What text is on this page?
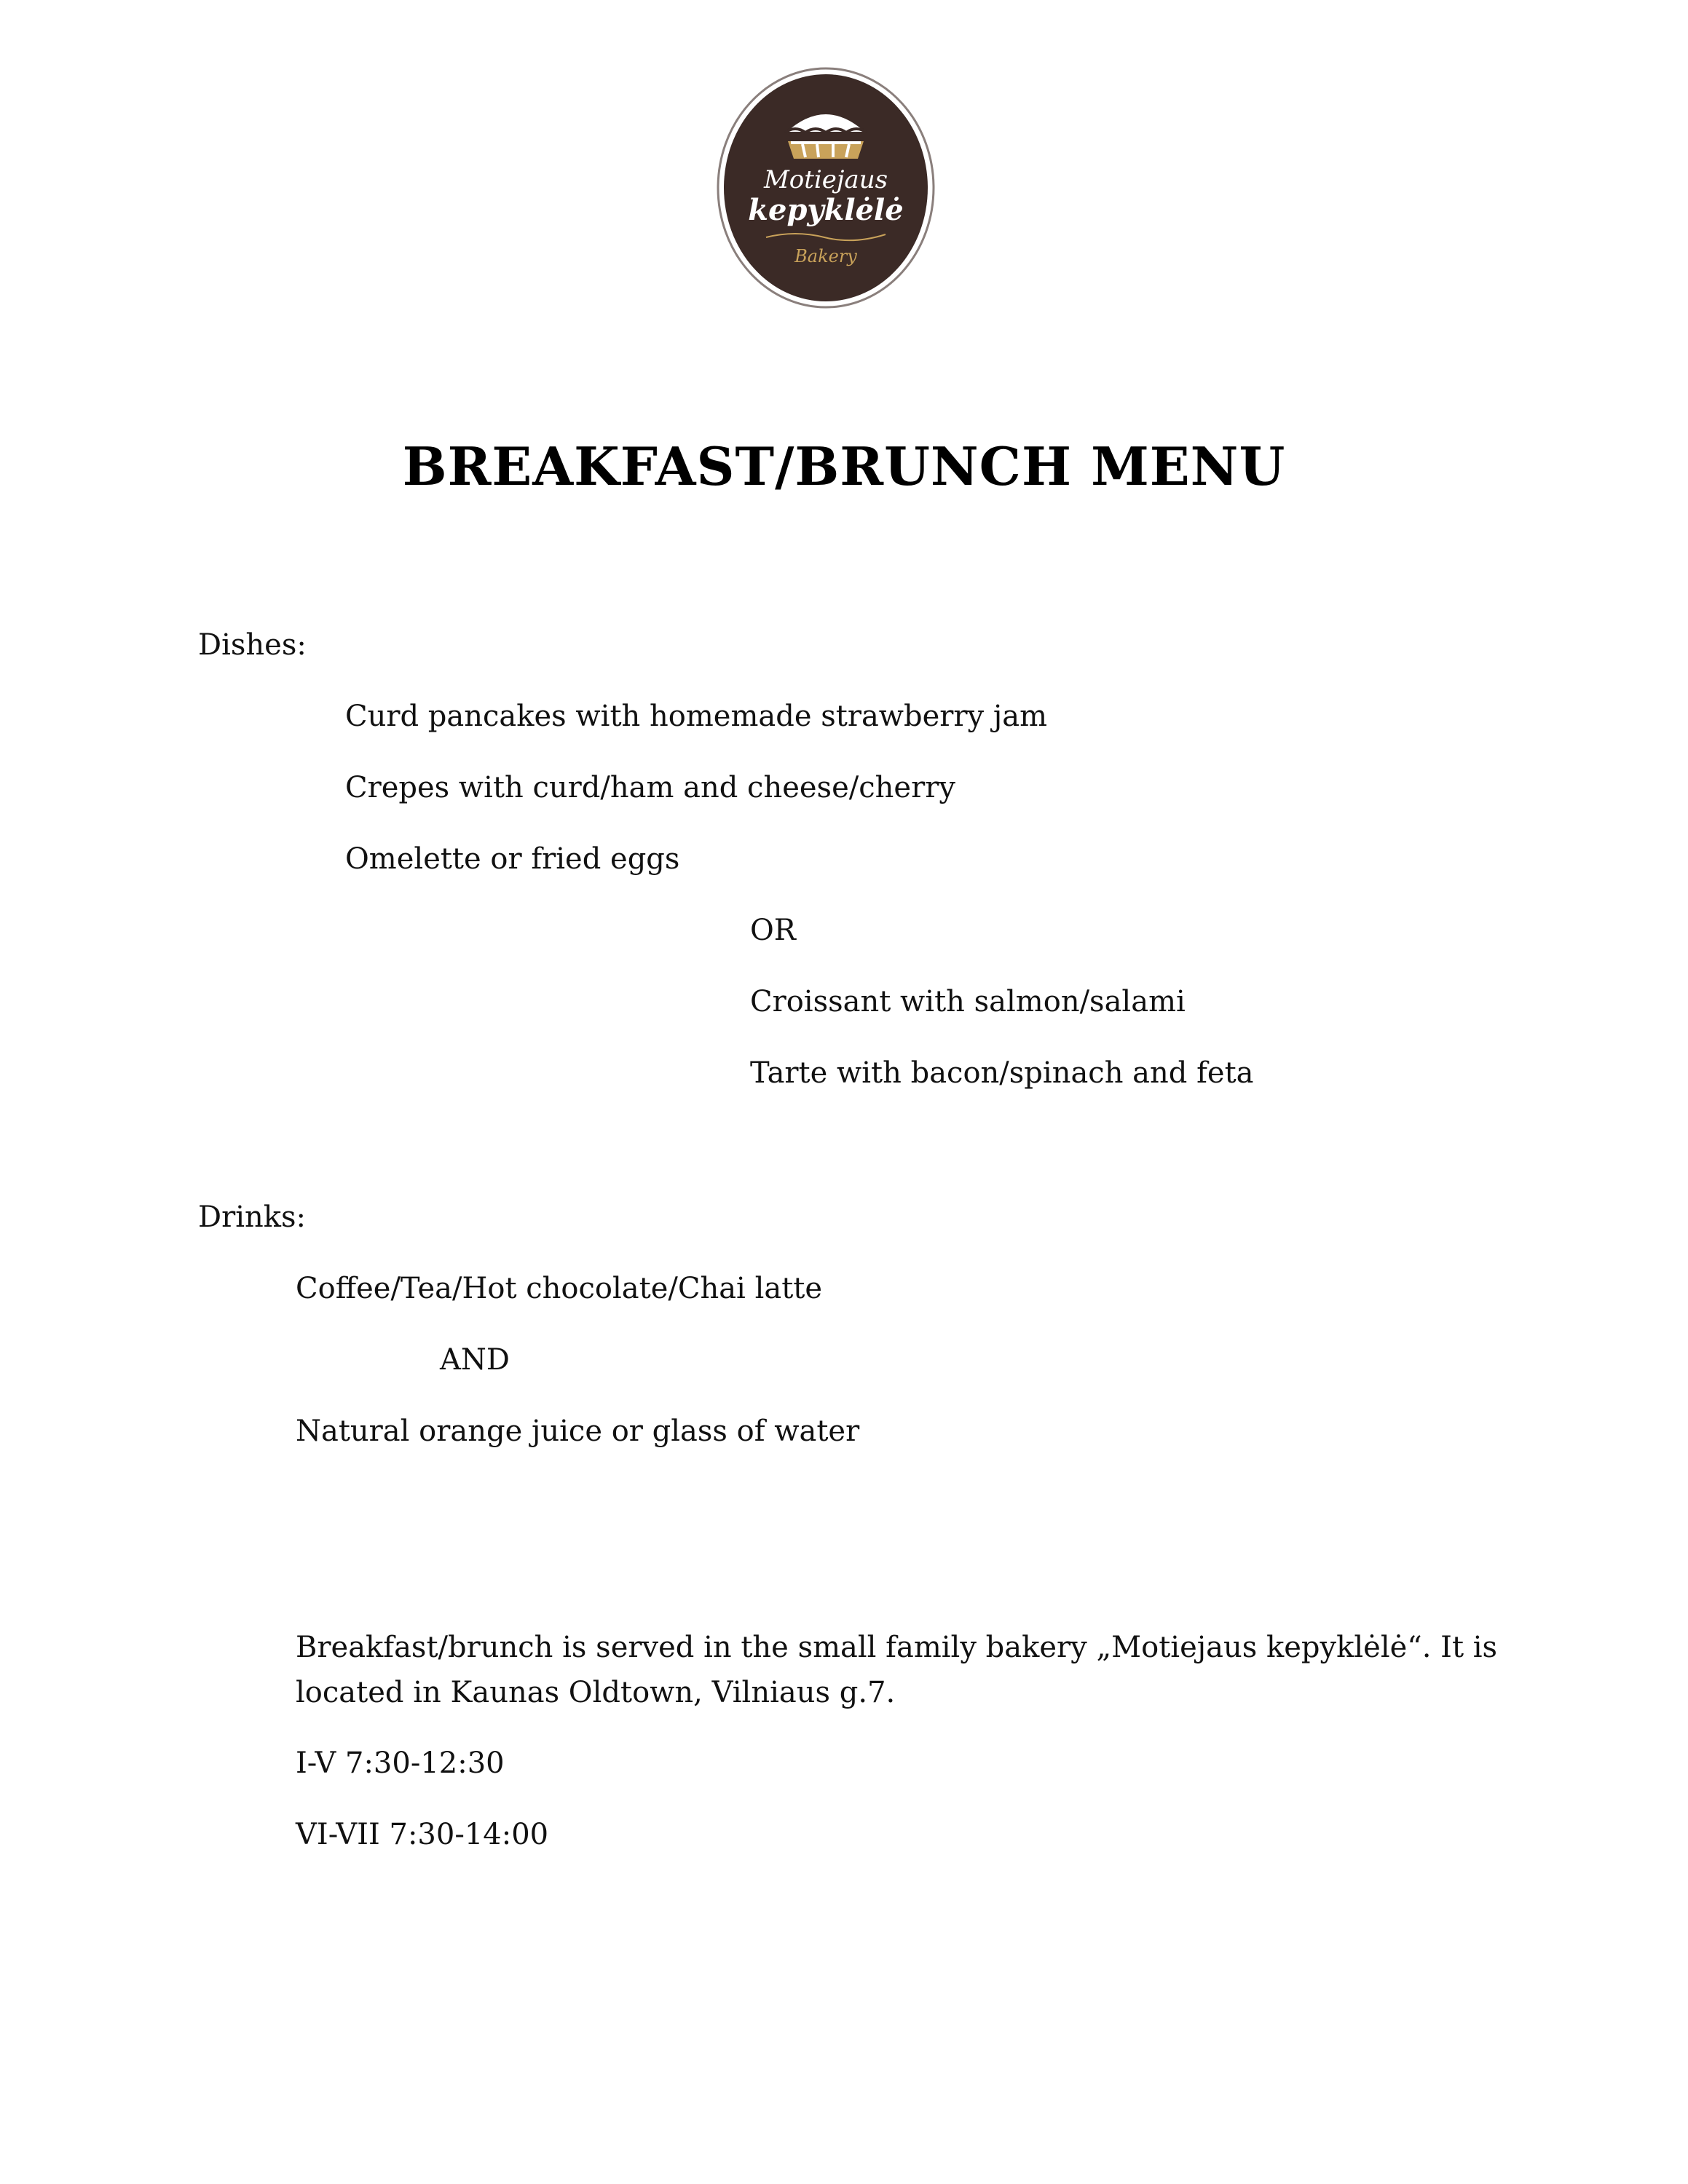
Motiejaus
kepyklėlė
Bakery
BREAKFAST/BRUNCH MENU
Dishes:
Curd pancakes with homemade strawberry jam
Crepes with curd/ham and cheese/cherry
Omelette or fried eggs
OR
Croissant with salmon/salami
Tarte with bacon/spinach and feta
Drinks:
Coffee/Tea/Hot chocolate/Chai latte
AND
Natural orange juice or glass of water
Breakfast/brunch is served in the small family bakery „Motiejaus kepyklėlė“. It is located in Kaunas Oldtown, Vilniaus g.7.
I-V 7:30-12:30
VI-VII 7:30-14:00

* _To do_:
Show all lines from the data above in which the word "Motiejaus" appears.

* _Exercise response_:
Motiejaus
Breakfast/brunch is served in the small family bakery „Motiejaus kepyklėlė“. It is located in Kaunas Oldtown, Vilniaus g.7.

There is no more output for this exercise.